● **What needs to be done**: Scan the records and identify every line in which the string "label" occurs, then return those lines.

● **Provided information**:
-- START --
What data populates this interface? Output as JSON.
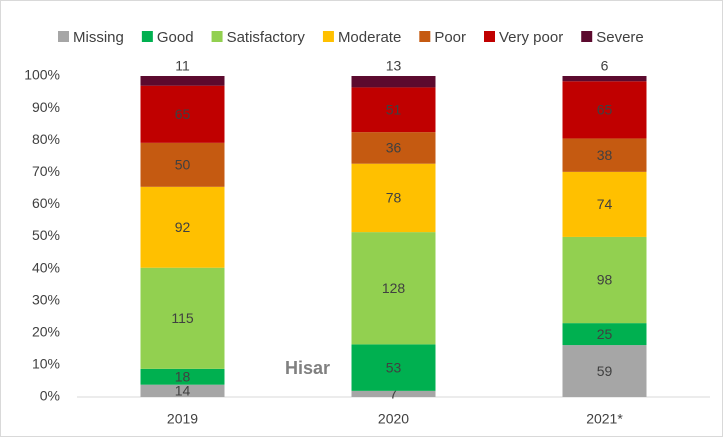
{
  "chart_data": {
    "type": "bar",
    "stacking": "percent",
    "categories": [
      "2019",
      "2020",
      "2021*"
    ],
    "series": [
      {
        "name": "Missing",
        "color": "#a6a6a6",
        "values": [
          14,
          7,
          59
        ]
      },
      {
        "name": "Good",
        "color": "#00b050",
        "values": [
          18,
          53,
          25
        ]
      },
      {
        "name": "Satisfactory",
        "color": "#92d050",
        "values": [
          115,
          128,
          98
        ]
      },
      {
        "name": "Moderate",
        "color": "#ffc000",
        "values": [
          92,
          78,
          74
        ]
      },
      {
        "name": "Poor",
        "color": "#c55a11",
        "values": [
          50,
          36,
          38
        ]
      },
      {
        "name": "Very poor",
        "color": "#c00000",
        "values": [
          65,
          51,
          65
        ]
      },
      {
        "name": "Severe",
        "color": "#5c0a2e",
        "values": [
          11,
          13,
          6
        ]
      }
    ],
    "ylim": [
      0,
      100
    ],
    "yticks": [
      {
        "value": 0,
        "label": "0%"
      },
      {
        "value": 10,
        "label": "10%"
      },
      {
        "value": 20,
        "label": "20%"
      },
      {
        "value": 30,
        "label": "30%"
      },
      {
        "value": 40,
        "label": "40%"
      },
      {
        "value": 50,
        "label": "50%"
      },
      {
        "value": 60,
        "label": "60%"
      },
      {
        "value": 70,
        "label": "70%"
      },
      {
        "value": 80,
        "label": "80%"
      },
      {
        "value": 90,
        "label": "90%"
      },
      {
        "value": 100,
        "label": "100%"
      }
    ],
    "annotation": "Hisar",
    "legend": "top"
  }
}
-- END --
● **Output for this exercise**:
        "label": "0%"
        "label": "10%"
        "label": "20%"
        "label": "30%"
        "label": "40%"
        "label": "50%"
        "label": "60%"
        "label": "70%"
        "label": "80%"
        "label": "90%"
        "label": "100%"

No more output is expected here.